**Data for the task:**

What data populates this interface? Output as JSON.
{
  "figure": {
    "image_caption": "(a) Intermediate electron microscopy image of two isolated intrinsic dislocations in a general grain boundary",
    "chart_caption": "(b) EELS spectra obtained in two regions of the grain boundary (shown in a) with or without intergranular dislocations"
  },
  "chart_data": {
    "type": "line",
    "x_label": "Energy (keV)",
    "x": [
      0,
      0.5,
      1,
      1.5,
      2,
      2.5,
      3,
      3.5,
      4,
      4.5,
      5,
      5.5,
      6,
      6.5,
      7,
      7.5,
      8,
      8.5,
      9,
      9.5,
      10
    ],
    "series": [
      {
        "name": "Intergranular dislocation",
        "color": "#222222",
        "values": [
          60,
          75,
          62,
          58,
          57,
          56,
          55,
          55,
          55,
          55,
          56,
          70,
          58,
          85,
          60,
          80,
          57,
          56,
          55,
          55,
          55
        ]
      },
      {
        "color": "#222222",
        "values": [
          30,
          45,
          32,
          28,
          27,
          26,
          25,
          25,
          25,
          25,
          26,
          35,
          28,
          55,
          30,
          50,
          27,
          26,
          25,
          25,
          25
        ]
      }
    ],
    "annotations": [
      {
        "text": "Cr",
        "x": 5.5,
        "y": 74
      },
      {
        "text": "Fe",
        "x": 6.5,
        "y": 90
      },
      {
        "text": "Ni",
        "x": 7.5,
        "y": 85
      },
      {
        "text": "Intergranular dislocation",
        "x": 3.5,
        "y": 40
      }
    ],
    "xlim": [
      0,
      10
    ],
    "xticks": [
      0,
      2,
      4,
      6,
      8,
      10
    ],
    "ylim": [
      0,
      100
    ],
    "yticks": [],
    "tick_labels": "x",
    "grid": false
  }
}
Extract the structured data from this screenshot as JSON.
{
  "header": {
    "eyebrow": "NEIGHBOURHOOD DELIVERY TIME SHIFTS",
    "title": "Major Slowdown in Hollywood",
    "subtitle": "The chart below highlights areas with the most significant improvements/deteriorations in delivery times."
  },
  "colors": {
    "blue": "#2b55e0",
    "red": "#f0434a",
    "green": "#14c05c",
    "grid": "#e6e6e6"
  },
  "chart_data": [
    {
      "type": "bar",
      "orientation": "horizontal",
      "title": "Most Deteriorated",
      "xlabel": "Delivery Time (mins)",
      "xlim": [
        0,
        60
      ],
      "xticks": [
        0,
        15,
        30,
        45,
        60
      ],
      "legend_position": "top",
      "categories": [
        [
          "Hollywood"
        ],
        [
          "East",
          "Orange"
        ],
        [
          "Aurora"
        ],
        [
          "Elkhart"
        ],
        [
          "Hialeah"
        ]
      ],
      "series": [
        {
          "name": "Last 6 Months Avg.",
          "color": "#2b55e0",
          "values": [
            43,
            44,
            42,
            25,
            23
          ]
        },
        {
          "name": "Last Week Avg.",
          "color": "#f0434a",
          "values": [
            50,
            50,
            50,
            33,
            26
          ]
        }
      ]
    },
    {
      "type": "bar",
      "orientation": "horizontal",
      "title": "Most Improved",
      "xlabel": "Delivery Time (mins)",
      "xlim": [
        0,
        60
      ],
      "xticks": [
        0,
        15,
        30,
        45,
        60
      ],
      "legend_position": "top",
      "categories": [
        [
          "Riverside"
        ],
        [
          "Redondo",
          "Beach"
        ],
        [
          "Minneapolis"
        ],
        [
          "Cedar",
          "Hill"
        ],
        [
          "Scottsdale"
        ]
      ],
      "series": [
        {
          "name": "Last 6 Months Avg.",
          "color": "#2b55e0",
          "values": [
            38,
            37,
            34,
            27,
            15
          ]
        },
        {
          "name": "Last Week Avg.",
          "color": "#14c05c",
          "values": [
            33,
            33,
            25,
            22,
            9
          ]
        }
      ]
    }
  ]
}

**What you need to do:** Print the whole listing again, exactly.

**Output below:**
What data populates this interface? Output as JSON.
{
  "figure": {
    "image_caption": "(a) Intermediate electron microscopy image of two isolated intrinsic dislocations in a general grain boundary",
    "chart_caption": "(b) EELS spectra obtained in two regions of the grain boundary (shown in a) with or without intergranular dislocations"
  },
  "chart_data": {
    "type": "line",
    "x_label": "Energy (keV)",
    "x": [
      0,
      0.5,
      1,
      1.5,
      2,
      2.5,
      3,
      3.5,
      4,
      4.5,
      5,
      5.5,
      6,
      6.5,
      7,
      7.5,
      8,
      8.5,
      9,
      9.5,
      10
    ],
    "series": [
      {
        "name": "Intergranular dislocation",
        "color": "#222222",
        "values": [
          60,
          75,
          62,
          58,
          57,
          56,
          55,
          55,
          55,
          55,
          56,
          70,
          58,
          85,
          60,
          80,
          57,
          56,
          55,
          55,
          55
        ]
      },
      {
        "color": "#222222",
        "values": [
          30,
          45,
          32,
          28,
          27,
          26,
          25,
          25,
          25,
          25,
          26,
          35,
          28,
          55,
          30,
          50,
          27,
          26,
          25,
          25,
          25
        ]
      }
    ],
    "annotations": [
      {
        "text": "Cr",
        "x": 5.5,
        "y": 74
      },
      {
        "text": "Fe",
        "x": 6.5,
        "y": 90
      },
      {
        "text": "Ni",
        "x": 7.5,
        "y": 85
      },
      {
        "text": "Intergranular dislocation",
        "x": 3.5,
        "y": 40
      }
    ],
    "xlim": [
      0,
      10
    ],
    "xticks": [
      0,
      2,
      4,
      6,
      8,
      10
    ],
    "ylim": [
      0,
      100
    ],
    "yticks": [],
    "tick_labels": "x",
    "grid": false
  }
}
Extract the structured data from this screenshot as JSON.
{
  "header": {
    "eyebrow": "NEIGHBOURHOOD DELIVERY TIME SHIFTS",
    "title": "Major Slowdown in Hollywood",
    "subtitle": "The chart below highlights areas with the most significant improvements/deteriorations in delivery times."
  },
  "colors": {
    "blue": "#2b55e0",
    "red": "#f0434a",
    "green": "#14c05c",
    "grid": "#e6e6e6"
  },
  "chart_data": [
    {
      "type": "bar",
      "orientation": "horizontal",
      "title": "Most Deteriorated",
      "xlabel": "Delivery Time (mins)",
      "xlim": [
        0,
        60
      ],
      "xticks": [
        0,
        15,
        30,
        45,
        60
      ],
      "legend_position": "top",
      "categories": [
        [
          "Hollywood"
        ],
        [
          "East",
          "Orange"
        ],
        [
          "Aurora"
        ],
        [
          "Elkhart"
        ],
        [
          "Hialeah"
        ]
      ],
      "series": [
        {
          "name": "Last 6 Months Avg.",
          "color": "#2b55e0",
          "values": [
            43,
            44,
            42,
            25,
            23
          ]
        },
        {
          "name": "Last Week Avg.",
          "color": "#f0434a",
          "values": [
            50,
            50,
            50,
            33,
            26
          ]
        }
      ]
    },
    {
      "type": "bar",
      "orientation": "horizontal",
      "title": "Most Improved",
      "xlabel": "Delivery Time (mins)",
      "xlim": [
        0,
        60
      ],
      "xticks": [
        0,
        15,
        30,
        45,
        60
      ],
      "legend_position": "top",
      "categories": [
        [
          "Riverside"
        ],
        [
          "Redondo",
          "Beach"
        ],
        [
          "Minneapolis"
        ],
        [
          "Cedar",
          "Hill"
        ],
        [
          "Scottsdale"
        ]
      ],
      "series": [
        {
          "name": "Last 6 Months Avg.",
          "color": "#2b55e0",
          "values": [
            38,
            37,
            34,
            27,
            15
          ]
        },
        {
          "name": "Last Week Avg.",
          "color": "#14c05c",
          "values": [
            33,
            33,
            25,
            22,
            9
          ]
        }
      ]
    }
  ]
}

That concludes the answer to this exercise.